* _Supplied material_
+++

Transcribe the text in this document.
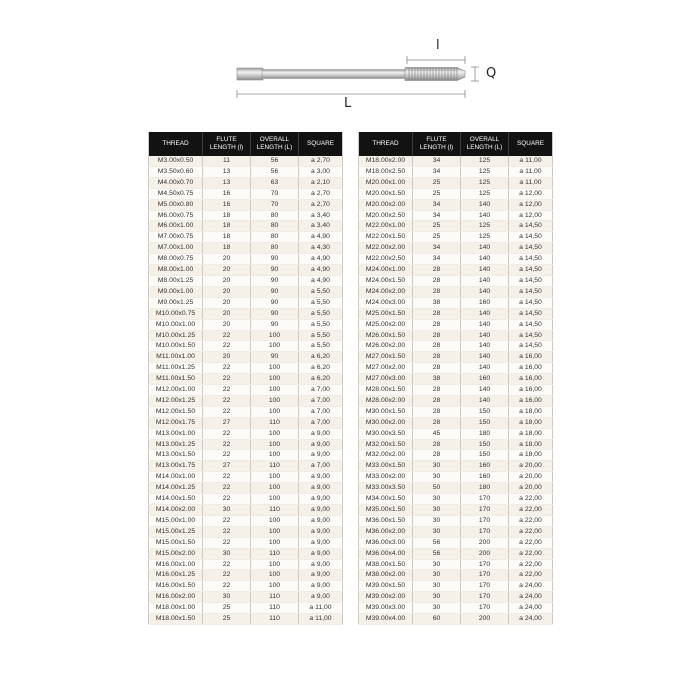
l
Q
L
THREAD	FLUTE LENGTH (l)	OVERALL LENGTH (L)	SQUARE
M3.00x0.50	11	56	a 2,70
M3.50x0.60	13	56	a 3,00
M4.00x0.70	13	63	a 2,10
M4.50x0.75	16	70	a 2,70
M5.00x0.80	16	70	a 2,70
M6.00x0.75	18	80	a 3,40
M6.00x1.00	18	80	a 3,40
M7.00x0.75	18	80	a 4,90
M7.00x1.00	18	80	a 4,30
M8.00x0.75	20	90	a 4,90
M8.00x1.00	20	90	a 4,90
M8.00x1.25	20	90	a 4,90
M9.00x1.00	20	90	a 5,50
M9.00x1.25	20	90	a 5,50
M10.00x0.75	20	90	a 5,50
M10.00x1.00	20	90	a 5,50
M10.00x1.25	22	100	a 5,50
M10.00x1.50	22	100	a 5,50
M11.00x1.00	20	90	a 6,20
M11.00x1.25	22	100	a 6,20
M11.00x1.50	22	100	a 6,20
M12.00x1.00	22	100	a 7,00
M12.00x1.25	22	100	a 7,00
M12.00x1.50	22	100	a 7,00
M12.00x1.75	27	110	a 7,00
M13.00x1.00	22	100	a 9,00
M13.00x1.25	22	100	a 9,00
M13.00x1.50	22	100	a 9,00
M13.00x1.75	27	110	a 7,00
M14.00x1.00	22	100	a 9,00
M14.00x1.25	22	100	a 9,00
M14.00x1.50	22	100	a 9,00
M14.00x2.00	30	110	a 9,00
M15.00x1.00	22	100	a 9,00
M15.00x1.25	22	100	a 9,00
M15.00x1.50	22	100	a 9,00
M15.00x2.00	30	110	a 9,00
M16.00x1.00	22	100	a 9,00
M16.00x1.25	22	100	a 9,00
M16.00x1.50	22	100	a 9,00
M16.00x2.00	30	110	a 9,00
M18.00x1.00	25	110	a 11,00
M18.00x1.50	25	110	a 11,00
THREAD	FLUTE LENGTH (l)	OVERALL LENGTH (L)	SQUARE
M18.00x2.00	34	125	a 11,00
M18.00x2.50	34	125	a 11,00
M20.00x1.00	25	125	a 11,00
M20.00x1.50	25	125	a 12,00
M20.00x2.00	34	140	a 12,00
M20.00x2.50	34	140	a 12,00
M22.00x1.00	25	125	a 14,50
M22.00x1.50	25	125	a 14,50
M22.00x2.00	34	140	a 14,50
M22.00x2.50	34	140	a 14,50
M24.00x1.00	28	140	a 14,50
M24.00x1.50	28	140	a 14,50
M24.00x2.00	28	140	a 14,50
M24.00x3.00	38	160	a 14,50
M25.00x1.50	28	140	a 14,50
M25.00x2.00	28	140	a 14,50
M26.00x1.50	28	140	a 14,50
M26.00x2.00	28	140	a 14,50
M27.00x1.50	28	140	a 16,00
M27.00x2.00	28	140	a 16,00
M27.00x3.00	38	160	a 16,00
M28.00x1.50	28	140	a 16,00
M28.00x2.00	28	140	a 16,00
M30.00x1.50	28	150	a 18,00
M30.00x2.00	28	150	a 18,00
M30.00x3.50	45	180	a 18,00
M32.00x1.50	28	150	a 18,00
M32.00x2.00	28	150	a 18,00
M33.00x1.50	30	160	a 20,00
M33.00x2.00	30	160	a 20,00
M33.00x3.50	50	180	a 20,00
M34.00x1.50	30	170	a 22,00
M35.00x1.50	30	170	a 22,00
M36.00x1.50	30	170	a 22,00
M36.00x2.00	30	170	a 22,00
M36.00x3.00	56	200	a 22,00
M36.00x4.00	56	200	a 22,00
M38.00x1.50	30	170	a 22,00
M38.00x2.00	30	170	a 22,00
M39.00x1.50	30	170	a 24,00
M39.00x2.00	30	170	a 24,00
M39.00x3.00	30	170	a 24,00
M39.00x4.00	60	200	a 24,00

+++

* _What you should do_
Restate the entire listing word for word, excluding pictures.

* _Response below_
Transcribe the text in this document.
l
Q
L
THREAD	FLUTE LENGTH (l)	OVERALL LENGTH (L)	SQUARE
M3.00x0.50	11	56	a 2,70
M3.50x0.60	13	56	a 3,00
M4.00x0.70	13	63	a 2,10
M4.50x0.75	16	70	a 2,70
M5.00x0.80	16	70	a 2,70
M6.00x0.75	18	80	a 3,40
M6.00x1.00	18	80	a 3,40
M7.00x0.75	18	80	a 4,90
M7.00x1.00	18	80	a 4,30
M8.00x0.75	20	90	a 4,90
M8.00x1.00	20	90	a 4,90
M8.00x1.25	20	90	a 4,90
M9.00x1.00	20	90	a 5,50
M9.00x1.25	20	90	a 5,50
M10.00x0.75	20	90	a 5,50
M10.00x1.00	20	90	a 5,50
M10.00x1.25	22	100	a 5,50
M10.00x1.50	22	100	a 5,50
M11.00x1.00	20	90	a 6,20
M11.00x1.25	22	100	a 6,20
M11.00x1.50	22	100	a 6,20
M12.00x1.00	22	100	a 7,00
M12.00x1.25	22	100	a 7,00
M12.00x1.50	22	100	a 7,00
M12.00x1.75	27	110	a 7,00
M13.00x1.00	22	100	a 9,00
M13.00x1.25	22	100	a 9,00
M13.00x1.50	22	100	a 9,00
M13.00x1.75	27	110	a 7,00
M14.00x1.00	22	100	a 9,00
M14.00x1.25	22	100	a 9,00
M14.00x1.50	22	100	a 9,00
M14.00x2.00	30	110	a 9,00
M15.00x1.00	22	100	a 9,00
M15.00x1.25	22	100	a 9,00
M15.00x1.50	22	100	a 9,00
M15.00x2.00	30	110	a 9,00
M16.00x1.00	22	100	a 9,00
M16.00x1.25	22	100	a 9,00
M16.00x1.50	22	100	a 9,00
M16.00x2.00	30	110	a 9,00
M18.00x1.00	25	110	a 11,00
M18.00x1.50	25	110	a 11,00
THREAD	FLUTE LENGTH (l)	OVERALL LENGTH (L)	SQUARE
M18.00x2.00	34	125	a 11,00
M18.00x2.50	34	125	a 11,00
M20.00x1.00	25	125	a 11,00
M20.00x1.50	25	125	a 12,00
M20.00x2.00	34	140	a 12,00
M20.00x2.50	34	140	a 12,00
M22.00x1.00	25	125	a 14,50
M22.00x1.50	25	125	a 14,50
M22.00x2.00	34	140	a 14,50
M22.00x2.50	34	140	a 14,50
M24.00x1.00	28	140	a 14,50
M24.00x1.50	28	140	a 14,50
M24.00x2.00	28	140	a 14,50
M24.00x3.00	38	160	a 14,50
M25.00x1.50	28	140	a 14,50
M25.00x2.00	28	140	a 14,50
M26.00x1.50	28	140	a 14,50
M26.00x2.00	28	140	a 14,50
M27.00x1.50	28	140	a 16,00
M27.00x2.00	28	140	a 16,00
M27.00x3.00	38	160	a 16,00
M28.00x1.50	28	140	a 16,00
M28.00x2.00	28	140	a 16,00
M30.00x1.50	28	150	a 18,00
M30.00x2.00	28	150	a 18,00
M30.00x3.50	45	180	a 18,00
M32.00x1.50	28	150	a 18,00
M32.00x2.00	28	150	a 18,00
M33.00x1.50	30	160	a 20,00
M33.00x2.00	30	160	a 20,00
M33.00x3.50	50	180	a 20,00
M34.00x1.50	30	170	a 22,00
M35.00x1.50	30	170	a 22,00
M36.00x1.50	30	170	a 22,00
M36.00x2.00	30	170	a 22,00
M36.00x3.00	56	200	a 22,00
M36.00x4.00	56	200	a 22,00
M38.00x1.50	30	170	a 22,00
M38.00x2.00	30	170	a 22,00
M39.00x1.50	30	170	a 24,00
M39.00x2.00	30	170	a 24,00
M39.00x3.00	30	170	a 24,00
M39.00x4.00	60	200	a 24,00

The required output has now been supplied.